The two-way frequency table shows that the derivation code did what we intended (“Mexican American” and “Other Hispanic” were combined into “Hispanic”; “Non-Hispanic Asian” and “Other/Multi” were combined into “Non-Hispanic Other”). The “Sum” row provides the sample sizes in the new levels.

NOTE: This example is provided to illustrate how to go about collapsing a sparse predictor. In practice, think about the subject matter carefully. By collapsing the way we did, we are assuming that the outcome, fasting glucose, is not meaningfully different between the groups of individuals in the levels that were combined. An alternative would be to exclude individuals in sparse levels from an analysis entirely, which would result in altering the scope of the analysis. For example, if we excluded those in the “Other/Multi” group, the results would not be generalizable to that group.

5.4.6 Visualizing the unadjusted relationships

Before fitting the model, visualize the association between the outcome and each predictor. These plots will not correspond exactly to the MLR model since they will not be adjusted for any other predictors, but they are a useful place to start just to make sure the predictors you are using are what you think they are (if the plot looks very strange, go back and look at your code to make sure you are using the variables you want to use and that they were coded correctly). Later, in Section 5.7, we will examine plots that are adjusted for the other predictors in the model.

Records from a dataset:
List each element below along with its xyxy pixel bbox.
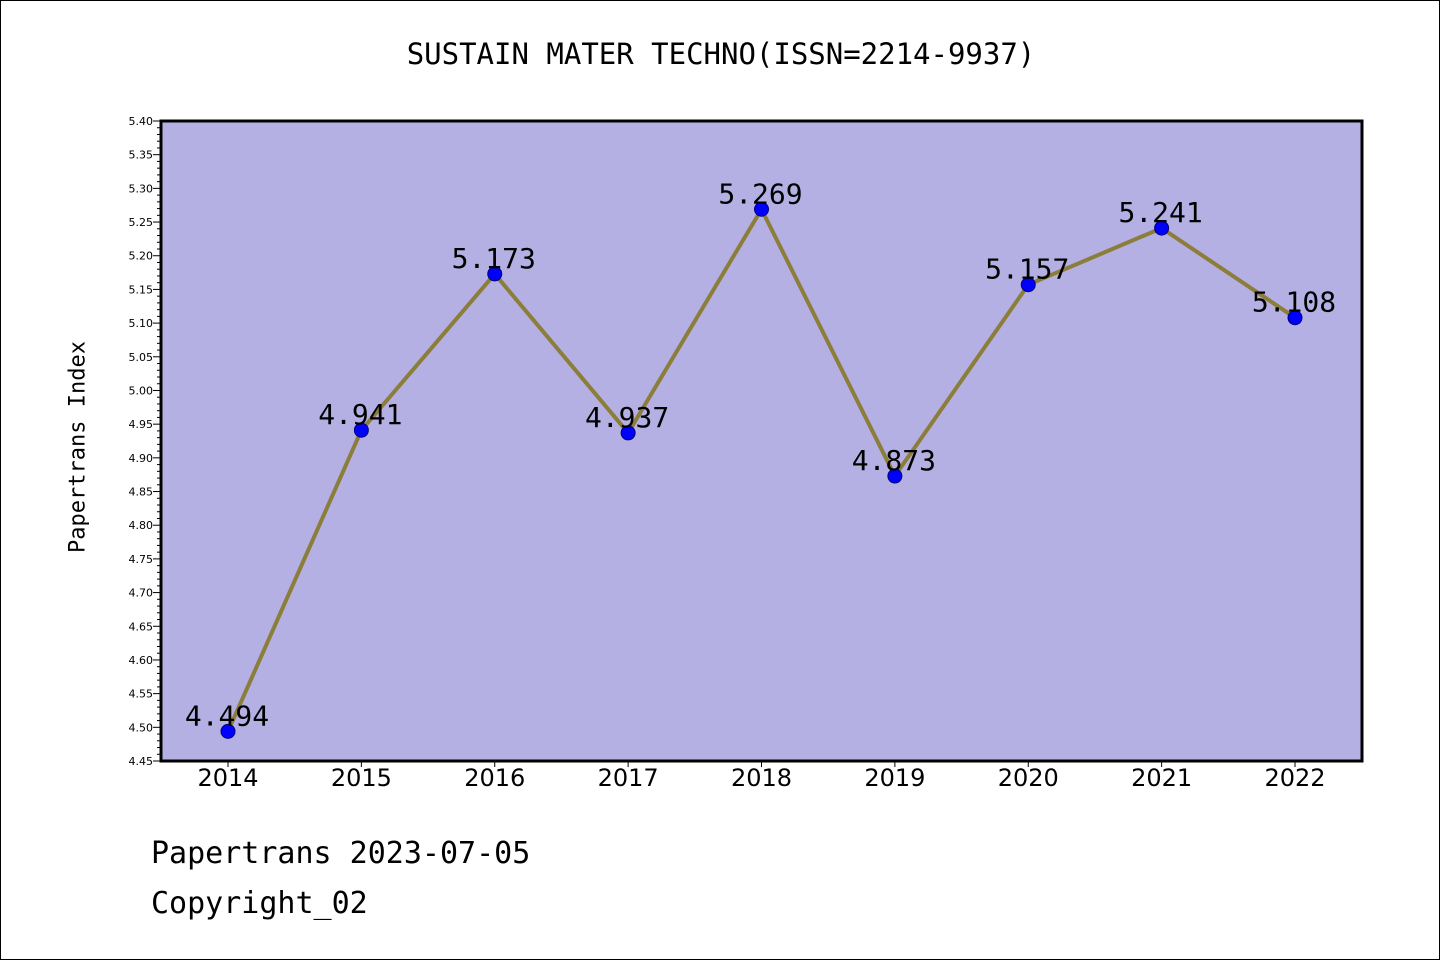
x-tick-label: 2017 [598,764,659,792]
data-label: 4.873 [852,444,936,477]
x-axis: 2014 2015 2016 2017 2018 2019 2020 2021 2022 [197,761,1326,792]
y-tick-label: 5.35 [129,149,154,162]
x-tick-label: 2020 [998,764,1059,792]
x-tick-label: 2014 [197,764,258,792]
y-tick-label: 4.75 [129,553,154,566]
y-tick-label: 4.80 [129,519,154,532]
x-tick-label: 2018 [731,764,792,792]
data-label: 5.173 [452,242,536,275]
data-point [353,422,369,438]
data-point [1154,220,1170,236]
y-tick-label: 5.20 [129,250,154,263]
data-label: 5.108 [1252,286,1336,319]
data-label: 5.269 [718,177,802,210]
y-tick-label: 5.10 [129,317,154,330]
y-tick-label: 5.00 [129,384,154,397]
chart-title: SUSTAIN MATER TECHNO(ISSN=2214-9937) [406,37,1036,71]
y-tick-label: 4.55 [129,688,154,701]
y-tick-label: 4.60 [129,654,154,667]
data-point [620,425,636,441]
x-tick-label: 2022 [1264,764,1325,792]
x-tick-label: 2021 [1131,764,1192,792]
data-point [487,266,503,282]
x-tick-label: 2019 [864,764,925,792]
data-point [1287,310,1303,326]
data-labels: 4.494 4.941 5.173 4.937 5.269 4.873 5.157 5.241… [185,177,1336,732]
data-label: 5.241 [1118,196,1202,229]
y-tick-label: 5.05 [129,351,154,364]
data-label: 4.941 [318,398,402,431]
y-tick-label: 4.95 [129,418,154,431]
y-axis: 4.45 4.50 4.55 4.60 4.65 4.70 4.75 4.80 4.85 4.90… [129,115,161,768]
y-tick-label: 4.90 [129,452,154,465]
data-point [220,723,236,739]
y-tick-label: 4.85 [129,486,154,499]
x-tick-label: 2015 [331,764,392,792]
data-point [1020,277,1036,293]
footer-date: Papertrans 2023-07-05 [151,836,531,871]
data-label: 4.937 [585,401,669,434]
footer-copyright: Copyright_02 [151,886,368,921]
data-label: 4.494 [185,699,269,732]
x-tick-label: 2016 [464,764,525,792]
y-tick-label: 5.30 [129,182,154,195]
y-tick-label: 5.25 [129,216,154,229]
data-point [887,468,903,484]
y-tick-label: 4.65 [129,620,154,633]
y-tick-label: 5.15 [129,283,154,296]
y-tick-label: 4.70 [129,587,154,600]
data-label: 5.157 [985,253,1069,286]
data-point [754,201,769,217]
y-tick-label: 4.50 [129,721,154,734]
y-tick-label: 5.40 [129,115,154,128]
data-markers [220,201,1303,739]
y-tick-label: 4.45 [129,755,154,768]
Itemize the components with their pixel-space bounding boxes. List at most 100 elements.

(Task goal): In the text on collapsing a sparse predictor, which two groups were combined into "Hispanic"?

(Answer to the task): "Mexican American" and "Other Hispanic"